Aim |
The entries below should be transcribed in their entirety, exactly as written.

##### Exercise data

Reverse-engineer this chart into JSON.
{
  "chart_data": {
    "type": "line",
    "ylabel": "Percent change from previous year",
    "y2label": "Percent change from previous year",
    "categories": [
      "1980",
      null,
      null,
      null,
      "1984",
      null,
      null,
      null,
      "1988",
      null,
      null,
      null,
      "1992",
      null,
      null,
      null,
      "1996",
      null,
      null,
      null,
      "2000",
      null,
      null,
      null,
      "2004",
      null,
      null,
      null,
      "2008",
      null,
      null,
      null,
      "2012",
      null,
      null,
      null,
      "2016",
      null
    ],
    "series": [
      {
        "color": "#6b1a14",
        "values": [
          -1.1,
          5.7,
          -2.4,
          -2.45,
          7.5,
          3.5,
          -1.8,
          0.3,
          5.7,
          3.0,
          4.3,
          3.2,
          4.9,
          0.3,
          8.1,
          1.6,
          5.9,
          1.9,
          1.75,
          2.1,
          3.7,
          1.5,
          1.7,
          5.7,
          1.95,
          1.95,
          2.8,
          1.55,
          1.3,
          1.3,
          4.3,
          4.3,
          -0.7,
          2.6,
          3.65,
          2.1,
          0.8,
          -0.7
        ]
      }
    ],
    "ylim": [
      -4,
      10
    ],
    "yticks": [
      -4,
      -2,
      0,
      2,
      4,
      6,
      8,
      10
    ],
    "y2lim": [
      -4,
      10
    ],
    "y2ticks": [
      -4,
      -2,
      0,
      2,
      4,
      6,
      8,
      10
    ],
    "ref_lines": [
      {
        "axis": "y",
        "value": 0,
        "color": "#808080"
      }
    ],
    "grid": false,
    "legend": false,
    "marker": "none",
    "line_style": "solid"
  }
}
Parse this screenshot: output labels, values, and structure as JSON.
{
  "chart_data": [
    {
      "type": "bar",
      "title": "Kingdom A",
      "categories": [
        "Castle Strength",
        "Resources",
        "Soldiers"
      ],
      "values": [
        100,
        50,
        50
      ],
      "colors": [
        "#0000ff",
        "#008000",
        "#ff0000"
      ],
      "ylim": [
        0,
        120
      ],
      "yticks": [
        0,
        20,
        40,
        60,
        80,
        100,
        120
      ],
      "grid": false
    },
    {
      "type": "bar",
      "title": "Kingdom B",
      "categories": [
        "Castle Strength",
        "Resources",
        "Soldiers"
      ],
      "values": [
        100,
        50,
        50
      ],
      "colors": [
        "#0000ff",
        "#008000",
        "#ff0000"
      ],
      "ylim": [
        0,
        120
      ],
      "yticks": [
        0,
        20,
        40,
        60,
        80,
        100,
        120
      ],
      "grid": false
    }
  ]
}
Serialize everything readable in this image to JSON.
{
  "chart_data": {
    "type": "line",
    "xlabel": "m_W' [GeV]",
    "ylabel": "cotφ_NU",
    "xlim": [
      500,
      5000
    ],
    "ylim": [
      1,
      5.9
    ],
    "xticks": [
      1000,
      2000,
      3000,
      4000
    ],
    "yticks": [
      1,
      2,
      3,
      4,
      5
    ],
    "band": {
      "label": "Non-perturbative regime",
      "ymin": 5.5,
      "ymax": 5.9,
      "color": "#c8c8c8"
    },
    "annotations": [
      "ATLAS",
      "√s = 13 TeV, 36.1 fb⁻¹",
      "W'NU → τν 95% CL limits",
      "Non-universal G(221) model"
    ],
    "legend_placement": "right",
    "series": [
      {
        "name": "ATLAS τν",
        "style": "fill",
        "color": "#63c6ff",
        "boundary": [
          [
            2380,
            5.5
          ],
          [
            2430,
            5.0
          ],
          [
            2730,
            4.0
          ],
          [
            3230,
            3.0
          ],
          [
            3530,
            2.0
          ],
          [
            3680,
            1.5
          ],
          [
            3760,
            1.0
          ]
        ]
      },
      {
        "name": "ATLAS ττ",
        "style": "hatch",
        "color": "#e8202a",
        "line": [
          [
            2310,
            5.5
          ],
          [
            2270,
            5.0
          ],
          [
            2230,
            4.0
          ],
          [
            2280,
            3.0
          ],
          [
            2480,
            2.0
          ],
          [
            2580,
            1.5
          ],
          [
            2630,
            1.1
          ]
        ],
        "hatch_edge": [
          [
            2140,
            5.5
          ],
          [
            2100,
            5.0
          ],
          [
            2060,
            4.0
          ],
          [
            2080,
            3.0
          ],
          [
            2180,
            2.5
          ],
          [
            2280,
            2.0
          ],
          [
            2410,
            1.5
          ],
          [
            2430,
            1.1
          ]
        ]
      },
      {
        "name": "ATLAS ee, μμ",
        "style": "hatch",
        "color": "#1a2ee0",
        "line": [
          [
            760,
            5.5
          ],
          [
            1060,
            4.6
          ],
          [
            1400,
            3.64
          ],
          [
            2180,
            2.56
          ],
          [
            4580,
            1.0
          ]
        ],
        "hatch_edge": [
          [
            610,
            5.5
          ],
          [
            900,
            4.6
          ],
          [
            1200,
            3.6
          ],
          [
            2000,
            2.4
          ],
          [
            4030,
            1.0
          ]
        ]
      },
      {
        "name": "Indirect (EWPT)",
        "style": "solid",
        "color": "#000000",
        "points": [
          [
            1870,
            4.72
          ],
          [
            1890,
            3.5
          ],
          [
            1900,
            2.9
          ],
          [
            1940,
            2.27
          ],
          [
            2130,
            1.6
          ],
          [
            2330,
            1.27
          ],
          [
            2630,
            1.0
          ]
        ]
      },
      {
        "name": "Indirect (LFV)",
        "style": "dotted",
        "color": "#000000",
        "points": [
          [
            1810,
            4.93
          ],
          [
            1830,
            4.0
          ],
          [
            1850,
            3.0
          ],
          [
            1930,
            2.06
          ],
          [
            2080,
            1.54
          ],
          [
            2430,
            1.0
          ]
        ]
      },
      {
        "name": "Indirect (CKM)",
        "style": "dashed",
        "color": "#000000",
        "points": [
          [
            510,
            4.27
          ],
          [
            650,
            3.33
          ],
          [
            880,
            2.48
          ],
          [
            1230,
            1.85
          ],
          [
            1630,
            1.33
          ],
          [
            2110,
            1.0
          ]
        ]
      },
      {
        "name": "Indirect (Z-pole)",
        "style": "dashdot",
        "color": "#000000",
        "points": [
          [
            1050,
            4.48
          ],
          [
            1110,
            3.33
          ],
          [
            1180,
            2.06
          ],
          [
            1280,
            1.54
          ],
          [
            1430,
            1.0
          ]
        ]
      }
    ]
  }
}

##########

Problem solution |
Reverse-engineer this chart into JSON.
{
  "chart_data": {
    "type": "line",
    "ylabel": "Percent change from previous year",
    "y2label": "Percent change from previous year",
    "categories": [
      "1980",
      null,
      null,
      null,
      "1984",
      null,
      null,
      null,
      "1988",
      null,
      null,
      null,
      "1992",
      null,
      null,
      null,
      "1996",
      null,
      null,
      null,
      "2000",
      null,
      null,
      null,
      "2004",
      null,
      null,
      null,
      "2008",
      null,
      null,
      null,
      "2012",
      null,
      null,
      null,
      "2016",
      null
    ],
    "series": [
      {
        "color": "#6b1a14",
        "values": [
          -1.1,
          5.7,
          -2.4,
          -2.45,
          7.5,
          3.5,
          -1.8,
          0.3,
          5.7,
          3.0,
          4.3,
          3.2,
          4.9,
          0.3,
          8.1,
          1.6,
          5.9,
          1.9,
          1.75,
          2.1,
          3.7,
          1.5,
          1.7,
          5.7,
          1.95,
          1.95,
          2.8,
          1.55,
          1.3,
          1.3,
          4.3,
          4.3,
          -0.7,
          2.6,
          3.65,
          2.1,
          0.8,
          -0.7
        ]
      }
    ],
    "ylim": [
      -4,
      10
    ],
    "yticks": [
      -4,
      -2,
      0,
      2,
      4,
      6,
      8,
      10
    ],
    "y2lim": [
      -4,
      10
    ],
    "y2ticks": [
      -4,
      -2,
      0,
      2,
      4,
      6,
      8,
      10
    ],
    "ref_lines": [
      {
        "axis": "y",
        "value": 0,
        "color": "#808080"
      }
    ],
    "grid": false,
    "legend": false,
    "marker": "none",
    "line_style": "solid"
  }
}
Parse this screenshot: output labels, values, and structure as JSON.
{
  "chart_data": [
    {
      "type": "bar",
      "title": "Kingdom A",
      "categories": [
        "Castle Strength",
        "Resources",
        "Soldiers"
      ],
      "values": [
        100,
        50,
        50
      ],
      "colors": [
        "#0000ff",
        "#008000",
        "#ff0000"
      ],
      "ylim": [
        0,
        120
      ],
      "yticks": [
        0,
        20,
        40,
        60,
        80,
        100,
        120
      ],
      "grid": false
    },
    {
      "type": "bar",
      "title": "Kingdom B",
      "categories": [
        "Castle Strength",
        "Resources",
        "Soldiers"
      ],
      "values": [
        100,
        50,
        50
      ],
      "colors": [
        "#0000ff",
        "#008000",
        "#ff0000"
      ],
      "ylim": [
        0,
        120
      ],
      "yticks": [
        0,
        20,
        40,
        60,
        80,
        100,
        120
      ],
      "grid": false
    }
  ]
}
Serialize everything readable in this image to JSON.
{
  "chart_data": {
    "type": "line",
    "xlabel": "m_W' [GeV]",
    "ylabel": "cotφ_NU",
    "xlim": [
      500,
      5000
    ],
    "ylim": [
      1,
      5.9
    ],
    "xticks": [
      1000,
      2000,
      3000,
      4000
    ],
    "yticks": [
      1,
      2,
      3,
      4,
      5
    ],
    "band": {
      "label": "Non-perturbative regime",
      "ymin": 5.5,
      "ymax": 5.9,
      "color": "#c8c8c8"
    },
    "annotations": [
      "ATLAS",
      "√s = 13 TeV, 36.1 fb⁻¹",
      "W'NU → τν 95% CL limits",
      "Non-universal G(221) model"
    ],
    "legend_placement": "right",
    "series": [
      {
        "name": "ATLAS τν",
        "style": "fill",
        "color": "#63c6ff",
        "boundary": [
          [
            2380,
            5.5
          ],
          [
            2430,
            5.0
          ],
          [
            2730,
            4.0
          ],
          [
            3230,
            3.0
          ],
          [
            3530,
            2.0
          ],
          [
            3680,
            1.5
          ],
          [
            3760,
            1.0
          ]
        ]
      },
      {
        "name": "ATLAS ττ",
        "style": "hatch",
        "color": "#e8202a",
        "line": [
          [
            2310,
            5.5
          ],
          [
            2270,
            5.0
          ],
          [
            2230,
            4.0
          ],
          [
            2280,
            3.0
          ],
          [
            2480,
            2.0
          ],
          [
            2580,
            1.5
          ],
          [
            2630,
            1.1
          ]
        ],
        "hatch_edge": [
          [
            2140,
            5.5
          ],
          [
            2100,
            5.0
          ],
          [
            2060,
            4.0
          ],
          [
            2080,
            3.0
          ],
          [
            2180,
            2.5
          ],
          [
            2280,
            2.0
          ],
          [
            2410,
            1.5
          ],
          [
            2430,
            1.1
          ]
        ]
      },
      {
        "name": "ATLAS ee, μμ",
        "style": "hatch",
        "color": "#1a2ee0",
        "line": [
          [
            760,
            5.5
          ],
          [
            1060,
            4.6
          ],
          [
            1400,
            3.64
          ],
          [
            2180,
            2.56
          ],
          [
            4580,
            1.0
          ]
        ],
        "hatch_edge": [
          [
            610,
            5.5
          ],
          [
            900,
            4.6
          ],
          [
            1200,
            3.6
          ],
          [
            2000,
            2.4
          ],
          [
            4030,
            1.0
          ]
        ]
      },
      {
        "name": "Indirect (EWPT)",
        "style": "solid",
        "color": "#000000",
        "points": [
          [
            1870,
            4.72
          ],
          [
            1890,
            3.5
          ],
          [
            1900,
            2.9
          ],
          [
            1940,
            2.27
          ],
          [
            2130,
            1.6
          ],
          [
            2330,
            1.27
          ],
          [
            2630,
            1.0
          ]
        ]
      },
      {
        "name": "Indirect (LFV)",
        "style": "dotted",
        "color": "#000000",
        "points": [
          [
            1810,
            4.93
          ],
          [
            1830,
            4.0
          ],
          [
            1850,
            3.0
          ],
          [
            1930,
            2.06
          ],
          [
            2080,
            1.54
          ],
          [
            2430,
            1.0
          ]
        ]
      },
      {
        "name": "Indirect (CKM)",
        "style": "dashed",
        "color": "#000000",
        "points": [
          [
            510,
            4.27
          ],
          [
            650,
            3.33
          ],
          [
            880,
            2.48
          ],
          [
            1230,
            1.85
          ],
          [
            1630,
            1.33
          ],
          [
            2110,
            1.0
          ]
        ]
      },
      {
        "name": "Indirect (Z-pole)",
        "style": "dashdot",
        "color": "#000000",
        "points": [
          [
            1050,
            4.48
          ],
          [
            1110,
            3.33
          ],
          [
            1180,
            2.06
          ],
          [
            1280,
            1.54
          ],
          [
            1430,
            1.0
          ]
        ]
      }
    ]
  }
}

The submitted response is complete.